** start SUPPLIED DATA **
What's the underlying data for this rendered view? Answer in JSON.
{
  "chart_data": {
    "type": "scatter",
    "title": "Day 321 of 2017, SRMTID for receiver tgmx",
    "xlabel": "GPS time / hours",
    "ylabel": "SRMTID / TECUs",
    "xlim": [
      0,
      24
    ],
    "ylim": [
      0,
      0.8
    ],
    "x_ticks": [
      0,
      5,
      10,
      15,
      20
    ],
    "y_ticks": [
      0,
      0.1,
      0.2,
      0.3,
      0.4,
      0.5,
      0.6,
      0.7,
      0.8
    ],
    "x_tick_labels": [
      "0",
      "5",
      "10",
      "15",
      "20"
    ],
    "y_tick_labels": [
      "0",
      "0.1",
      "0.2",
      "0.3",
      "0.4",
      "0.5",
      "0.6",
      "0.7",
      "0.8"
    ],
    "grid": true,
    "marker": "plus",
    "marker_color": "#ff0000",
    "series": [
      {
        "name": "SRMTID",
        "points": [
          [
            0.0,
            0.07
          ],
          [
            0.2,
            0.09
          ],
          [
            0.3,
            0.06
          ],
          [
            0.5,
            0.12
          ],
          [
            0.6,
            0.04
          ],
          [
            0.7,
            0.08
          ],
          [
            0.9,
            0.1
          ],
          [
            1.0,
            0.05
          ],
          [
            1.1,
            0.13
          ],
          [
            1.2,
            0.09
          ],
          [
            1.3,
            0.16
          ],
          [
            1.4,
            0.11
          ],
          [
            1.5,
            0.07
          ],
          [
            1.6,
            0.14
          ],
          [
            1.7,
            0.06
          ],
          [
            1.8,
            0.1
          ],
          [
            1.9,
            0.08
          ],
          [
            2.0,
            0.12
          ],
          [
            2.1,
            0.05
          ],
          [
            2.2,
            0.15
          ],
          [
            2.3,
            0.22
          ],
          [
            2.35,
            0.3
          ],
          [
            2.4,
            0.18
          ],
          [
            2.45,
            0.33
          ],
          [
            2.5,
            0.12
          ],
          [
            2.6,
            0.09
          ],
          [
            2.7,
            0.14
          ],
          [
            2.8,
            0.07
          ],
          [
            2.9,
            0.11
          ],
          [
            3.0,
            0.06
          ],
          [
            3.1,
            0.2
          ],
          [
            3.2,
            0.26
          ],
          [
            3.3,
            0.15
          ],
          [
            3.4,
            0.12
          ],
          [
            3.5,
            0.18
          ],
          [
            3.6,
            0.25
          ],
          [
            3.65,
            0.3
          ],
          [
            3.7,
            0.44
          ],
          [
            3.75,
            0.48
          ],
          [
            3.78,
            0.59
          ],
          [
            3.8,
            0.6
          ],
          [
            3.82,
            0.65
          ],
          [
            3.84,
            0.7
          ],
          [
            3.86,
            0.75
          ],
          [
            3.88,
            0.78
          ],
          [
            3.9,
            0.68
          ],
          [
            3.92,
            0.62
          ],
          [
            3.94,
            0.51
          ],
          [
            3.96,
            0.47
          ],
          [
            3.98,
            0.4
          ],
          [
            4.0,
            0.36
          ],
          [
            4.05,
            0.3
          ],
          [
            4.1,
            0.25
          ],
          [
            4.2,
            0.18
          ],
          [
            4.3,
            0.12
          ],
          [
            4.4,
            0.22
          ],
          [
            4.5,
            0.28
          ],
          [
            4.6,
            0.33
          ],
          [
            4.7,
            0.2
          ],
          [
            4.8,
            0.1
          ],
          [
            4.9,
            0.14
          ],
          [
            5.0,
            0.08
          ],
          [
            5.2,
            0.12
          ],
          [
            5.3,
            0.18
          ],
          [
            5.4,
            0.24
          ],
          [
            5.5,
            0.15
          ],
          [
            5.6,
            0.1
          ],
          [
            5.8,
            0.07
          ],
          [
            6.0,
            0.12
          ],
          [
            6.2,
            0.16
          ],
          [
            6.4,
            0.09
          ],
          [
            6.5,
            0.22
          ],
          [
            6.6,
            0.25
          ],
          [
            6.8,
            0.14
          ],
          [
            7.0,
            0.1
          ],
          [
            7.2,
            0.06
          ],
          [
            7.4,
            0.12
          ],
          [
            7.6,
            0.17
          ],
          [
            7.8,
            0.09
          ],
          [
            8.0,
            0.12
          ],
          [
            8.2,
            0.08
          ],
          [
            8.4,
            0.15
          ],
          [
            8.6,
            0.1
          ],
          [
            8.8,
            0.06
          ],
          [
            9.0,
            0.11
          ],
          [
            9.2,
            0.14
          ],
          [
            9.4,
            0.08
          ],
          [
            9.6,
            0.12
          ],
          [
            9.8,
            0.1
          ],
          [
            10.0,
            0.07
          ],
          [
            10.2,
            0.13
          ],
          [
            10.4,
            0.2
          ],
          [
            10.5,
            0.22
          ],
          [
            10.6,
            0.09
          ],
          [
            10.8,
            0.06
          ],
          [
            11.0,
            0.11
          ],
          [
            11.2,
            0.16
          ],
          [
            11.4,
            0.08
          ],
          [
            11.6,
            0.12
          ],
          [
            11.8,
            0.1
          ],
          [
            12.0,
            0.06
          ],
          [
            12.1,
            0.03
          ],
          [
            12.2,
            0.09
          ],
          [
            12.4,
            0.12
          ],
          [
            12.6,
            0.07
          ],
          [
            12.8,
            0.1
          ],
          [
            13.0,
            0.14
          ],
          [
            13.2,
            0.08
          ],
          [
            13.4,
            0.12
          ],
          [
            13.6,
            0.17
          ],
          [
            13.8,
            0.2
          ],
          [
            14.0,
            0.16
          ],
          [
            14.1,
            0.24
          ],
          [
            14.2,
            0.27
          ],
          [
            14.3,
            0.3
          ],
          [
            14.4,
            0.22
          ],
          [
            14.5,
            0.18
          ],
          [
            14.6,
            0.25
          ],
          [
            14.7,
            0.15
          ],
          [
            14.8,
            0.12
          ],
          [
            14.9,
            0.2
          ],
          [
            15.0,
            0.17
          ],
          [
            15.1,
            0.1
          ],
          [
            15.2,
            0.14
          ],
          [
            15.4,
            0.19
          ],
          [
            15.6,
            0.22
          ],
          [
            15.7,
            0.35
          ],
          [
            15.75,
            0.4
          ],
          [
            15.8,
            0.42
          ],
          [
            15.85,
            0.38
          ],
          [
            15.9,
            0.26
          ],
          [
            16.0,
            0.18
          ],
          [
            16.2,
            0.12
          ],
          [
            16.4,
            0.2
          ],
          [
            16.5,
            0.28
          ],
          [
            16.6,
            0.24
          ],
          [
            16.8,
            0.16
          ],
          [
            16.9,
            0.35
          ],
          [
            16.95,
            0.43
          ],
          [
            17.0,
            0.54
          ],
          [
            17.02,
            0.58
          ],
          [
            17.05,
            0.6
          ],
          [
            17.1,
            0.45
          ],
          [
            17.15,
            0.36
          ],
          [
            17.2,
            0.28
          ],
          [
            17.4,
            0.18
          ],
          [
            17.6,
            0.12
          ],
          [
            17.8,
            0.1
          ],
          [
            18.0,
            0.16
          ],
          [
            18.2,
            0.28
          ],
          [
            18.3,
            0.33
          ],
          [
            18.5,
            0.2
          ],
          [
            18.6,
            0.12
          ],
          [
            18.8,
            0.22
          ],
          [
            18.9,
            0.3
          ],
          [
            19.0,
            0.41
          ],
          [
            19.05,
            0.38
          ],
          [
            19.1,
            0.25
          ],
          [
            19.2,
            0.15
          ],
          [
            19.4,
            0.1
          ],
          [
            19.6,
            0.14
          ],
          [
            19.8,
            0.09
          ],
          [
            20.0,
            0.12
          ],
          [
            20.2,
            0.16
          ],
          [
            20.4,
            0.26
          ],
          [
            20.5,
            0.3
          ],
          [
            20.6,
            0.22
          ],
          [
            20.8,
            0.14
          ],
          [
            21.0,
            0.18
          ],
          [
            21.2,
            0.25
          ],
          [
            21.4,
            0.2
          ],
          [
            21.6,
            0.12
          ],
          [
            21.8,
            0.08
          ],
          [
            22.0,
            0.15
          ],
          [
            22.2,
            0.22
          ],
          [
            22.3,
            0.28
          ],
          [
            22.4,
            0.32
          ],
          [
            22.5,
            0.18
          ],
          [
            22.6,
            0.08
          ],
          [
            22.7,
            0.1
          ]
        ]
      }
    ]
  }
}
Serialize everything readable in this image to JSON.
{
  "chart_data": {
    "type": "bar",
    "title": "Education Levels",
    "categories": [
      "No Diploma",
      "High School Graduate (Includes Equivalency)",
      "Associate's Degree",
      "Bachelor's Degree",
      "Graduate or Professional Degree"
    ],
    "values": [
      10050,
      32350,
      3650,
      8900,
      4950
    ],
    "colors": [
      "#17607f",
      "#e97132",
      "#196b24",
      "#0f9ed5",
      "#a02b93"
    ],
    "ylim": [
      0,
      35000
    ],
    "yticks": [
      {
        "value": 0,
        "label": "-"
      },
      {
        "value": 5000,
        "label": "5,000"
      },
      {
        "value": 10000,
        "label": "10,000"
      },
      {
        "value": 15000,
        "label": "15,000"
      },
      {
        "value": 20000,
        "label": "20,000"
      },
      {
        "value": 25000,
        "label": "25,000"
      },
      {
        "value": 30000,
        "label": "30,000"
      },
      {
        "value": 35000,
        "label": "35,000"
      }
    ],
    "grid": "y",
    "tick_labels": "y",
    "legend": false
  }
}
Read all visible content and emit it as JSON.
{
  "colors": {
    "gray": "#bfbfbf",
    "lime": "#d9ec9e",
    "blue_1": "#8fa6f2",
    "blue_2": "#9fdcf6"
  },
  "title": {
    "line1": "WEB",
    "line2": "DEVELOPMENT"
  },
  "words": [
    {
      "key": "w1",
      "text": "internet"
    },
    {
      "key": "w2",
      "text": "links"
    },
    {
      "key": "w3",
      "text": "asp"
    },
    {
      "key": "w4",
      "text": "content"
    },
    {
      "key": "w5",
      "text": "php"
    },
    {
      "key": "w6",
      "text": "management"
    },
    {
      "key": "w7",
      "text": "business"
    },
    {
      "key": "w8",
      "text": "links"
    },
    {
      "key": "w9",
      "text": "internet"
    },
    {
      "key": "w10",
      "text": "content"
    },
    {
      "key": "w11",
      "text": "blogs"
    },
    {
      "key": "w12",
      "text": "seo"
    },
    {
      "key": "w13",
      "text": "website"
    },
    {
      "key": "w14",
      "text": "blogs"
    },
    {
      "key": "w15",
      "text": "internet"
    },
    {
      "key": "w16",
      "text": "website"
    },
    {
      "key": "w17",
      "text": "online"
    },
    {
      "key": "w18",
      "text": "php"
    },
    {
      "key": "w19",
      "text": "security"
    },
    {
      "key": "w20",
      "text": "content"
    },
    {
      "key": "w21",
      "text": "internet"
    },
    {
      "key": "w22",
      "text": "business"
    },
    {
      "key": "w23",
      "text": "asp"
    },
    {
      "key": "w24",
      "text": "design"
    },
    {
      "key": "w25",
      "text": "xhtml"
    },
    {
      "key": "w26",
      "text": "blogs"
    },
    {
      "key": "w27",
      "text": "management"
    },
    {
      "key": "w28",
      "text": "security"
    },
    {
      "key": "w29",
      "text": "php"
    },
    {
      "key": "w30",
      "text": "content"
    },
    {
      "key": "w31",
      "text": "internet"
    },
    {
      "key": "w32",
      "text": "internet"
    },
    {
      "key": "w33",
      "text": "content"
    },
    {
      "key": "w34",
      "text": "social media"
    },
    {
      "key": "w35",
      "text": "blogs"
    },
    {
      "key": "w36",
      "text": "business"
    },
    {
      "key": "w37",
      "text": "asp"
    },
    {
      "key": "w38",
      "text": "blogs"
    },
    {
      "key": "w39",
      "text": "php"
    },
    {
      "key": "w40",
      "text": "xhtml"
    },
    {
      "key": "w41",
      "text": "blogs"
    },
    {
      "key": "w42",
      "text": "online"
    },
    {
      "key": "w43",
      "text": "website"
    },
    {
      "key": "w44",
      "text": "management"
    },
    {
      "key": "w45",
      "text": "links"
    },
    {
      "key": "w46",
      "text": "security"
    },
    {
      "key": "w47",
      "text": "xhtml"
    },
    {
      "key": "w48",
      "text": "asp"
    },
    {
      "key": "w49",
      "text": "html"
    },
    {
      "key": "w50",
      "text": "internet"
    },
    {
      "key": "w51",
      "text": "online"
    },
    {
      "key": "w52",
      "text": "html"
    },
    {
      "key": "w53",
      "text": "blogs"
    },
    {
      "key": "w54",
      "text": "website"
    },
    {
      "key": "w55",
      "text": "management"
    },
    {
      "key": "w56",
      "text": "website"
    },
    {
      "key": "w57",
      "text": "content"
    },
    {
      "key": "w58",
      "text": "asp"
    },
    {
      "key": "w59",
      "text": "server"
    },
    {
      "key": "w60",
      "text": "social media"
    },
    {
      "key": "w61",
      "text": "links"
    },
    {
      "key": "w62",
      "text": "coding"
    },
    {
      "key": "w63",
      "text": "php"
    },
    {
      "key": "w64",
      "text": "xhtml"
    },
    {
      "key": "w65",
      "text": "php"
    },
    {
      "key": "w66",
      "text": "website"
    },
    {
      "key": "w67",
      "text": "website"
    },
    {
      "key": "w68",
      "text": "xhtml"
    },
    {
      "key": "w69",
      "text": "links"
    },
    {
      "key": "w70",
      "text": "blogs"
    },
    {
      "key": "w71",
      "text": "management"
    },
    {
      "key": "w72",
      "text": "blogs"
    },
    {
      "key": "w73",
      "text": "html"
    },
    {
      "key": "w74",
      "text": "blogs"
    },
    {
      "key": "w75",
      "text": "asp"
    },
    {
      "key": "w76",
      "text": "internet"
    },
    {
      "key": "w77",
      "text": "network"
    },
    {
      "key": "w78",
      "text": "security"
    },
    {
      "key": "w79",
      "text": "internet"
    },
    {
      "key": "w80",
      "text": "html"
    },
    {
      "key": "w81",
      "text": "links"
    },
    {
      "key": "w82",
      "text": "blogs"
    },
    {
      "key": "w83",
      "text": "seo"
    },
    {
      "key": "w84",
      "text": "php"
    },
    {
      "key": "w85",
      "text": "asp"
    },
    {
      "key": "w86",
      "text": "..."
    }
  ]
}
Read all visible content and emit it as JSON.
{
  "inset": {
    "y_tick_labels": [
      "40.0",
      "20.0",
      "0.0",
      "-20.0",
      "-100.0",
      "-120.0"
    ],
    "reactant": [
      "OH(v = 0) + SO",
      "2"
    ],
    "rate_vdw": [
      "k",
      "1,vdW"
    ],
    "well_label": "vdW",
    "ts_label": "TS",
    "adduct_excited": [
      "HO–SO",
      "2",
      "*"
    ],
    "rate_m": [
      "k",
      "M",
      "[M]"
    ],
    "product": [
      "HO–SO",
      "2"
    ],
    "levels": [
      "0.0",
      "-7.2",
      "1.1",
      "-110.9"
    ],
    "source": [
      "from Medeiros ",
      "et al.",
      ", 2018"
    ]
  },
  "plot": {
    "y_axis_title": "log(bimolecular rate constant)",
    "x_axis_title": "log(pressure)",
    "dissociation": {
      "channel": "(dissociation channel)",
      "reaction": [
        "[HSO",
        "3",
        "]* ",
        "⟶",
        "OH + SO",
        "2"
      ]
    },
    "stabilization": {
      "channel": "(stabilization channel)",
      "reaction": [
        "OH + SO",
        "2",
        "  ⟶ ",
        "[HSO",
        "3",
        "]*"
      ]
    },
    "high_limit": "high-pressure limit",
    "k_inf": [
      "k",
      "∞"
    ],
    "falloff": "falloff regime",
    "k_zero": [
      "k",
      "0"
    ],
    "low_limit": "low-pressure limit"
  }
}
** end SUPPLIED DATA **
» **REQUIREMENT**
Filter the records for lines holding the string "stabilization". Copy each one.

» **SOLUTION TO THE EXERCISE**
    "stabilization": {
      "channel": "(stabilization channel)",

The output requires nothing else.